DATA EXTRACT:
::::::::::

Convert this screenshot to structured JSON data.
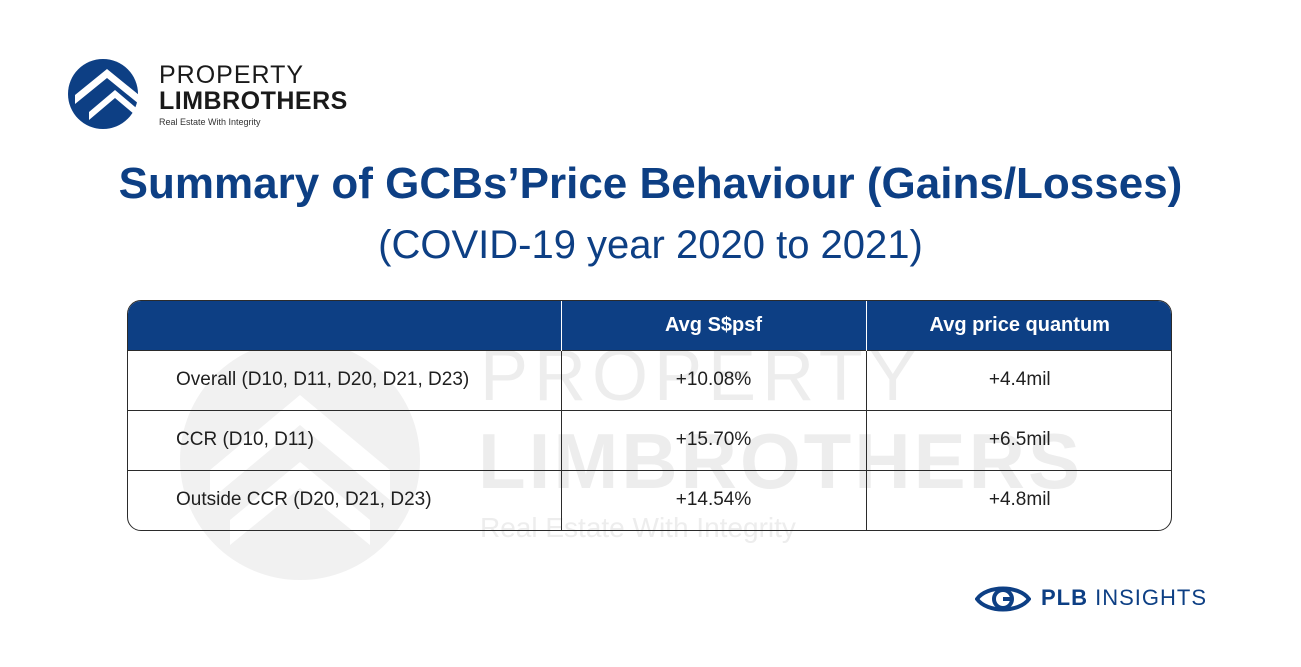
{
  "logo": {
    "line1": "PROPERTY",
    "line2": "LIMBROTHERS",
    "tagline": "Real Estate With Integrity",
    "icon": "house-roof-logo-icon"
  },
  "watermark": {
    "line1": "PROPERTY",
    "line2": "LIMBROTHERS",
    "tagline": "Real Estate With Integrity"
  },
  "title": "Summary of GCBs’Price Behaviour (Gains/Losses)",
  "subtitle": "(COVID-19 year 2020 to 2021)",
  "chart_data": {
    "type": "table",
    "columns": [
      "",
      "Avg S$psf",
      "Avg price quantum"
    ],
    "rows": [
      {
        "label": "Overall (D10, D11, D20, D21, D23)",
        "avg_psf": "+10.08%",
        "avg_quantum": "+4.4mil"
      },
      {
        "label": "CCR (D10, D11)",
        "avg_psf": "+15.70%",
        "avg_quantum": "+6.5mil"
      },
      {
        "label": "Outside CCR (D20, D21, D23)",
        "avg_psf": "+14.54%",
        "avg_quantum": "+4.8mil"
      }
    ]
  },
  "brand": {
    "name_bold": "PLB",
    "name_rest": "INSIGHTS",
    "icon": "eye-icon"
  },
  "colors": {
    "primary": "#0d3f84",
    "watermark": "#ededed",
    "text": "#1f1f1f"
  }
}
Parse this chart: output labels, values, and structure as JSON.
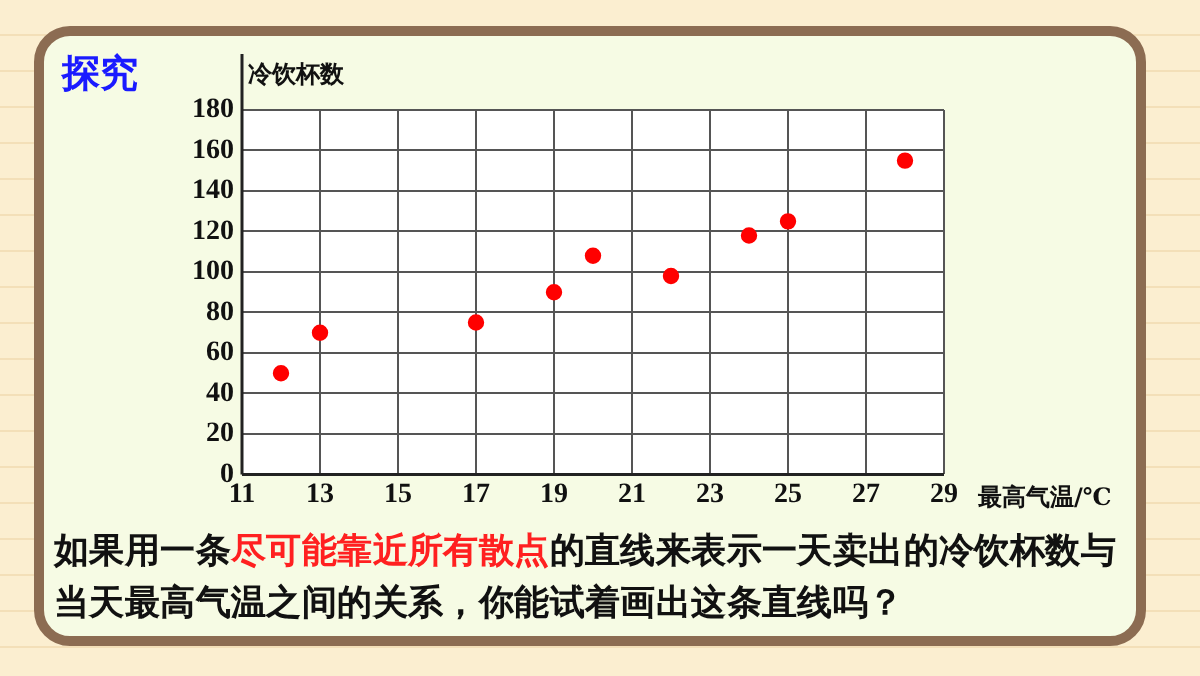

::::::::::

SET PROBLEM:
Collect the lines of the records that include the string "tagline".

FULL RESPONSE:
    "tagline": "Real Estate With Integrity",
    "tagline": "Real Estate With Integrity"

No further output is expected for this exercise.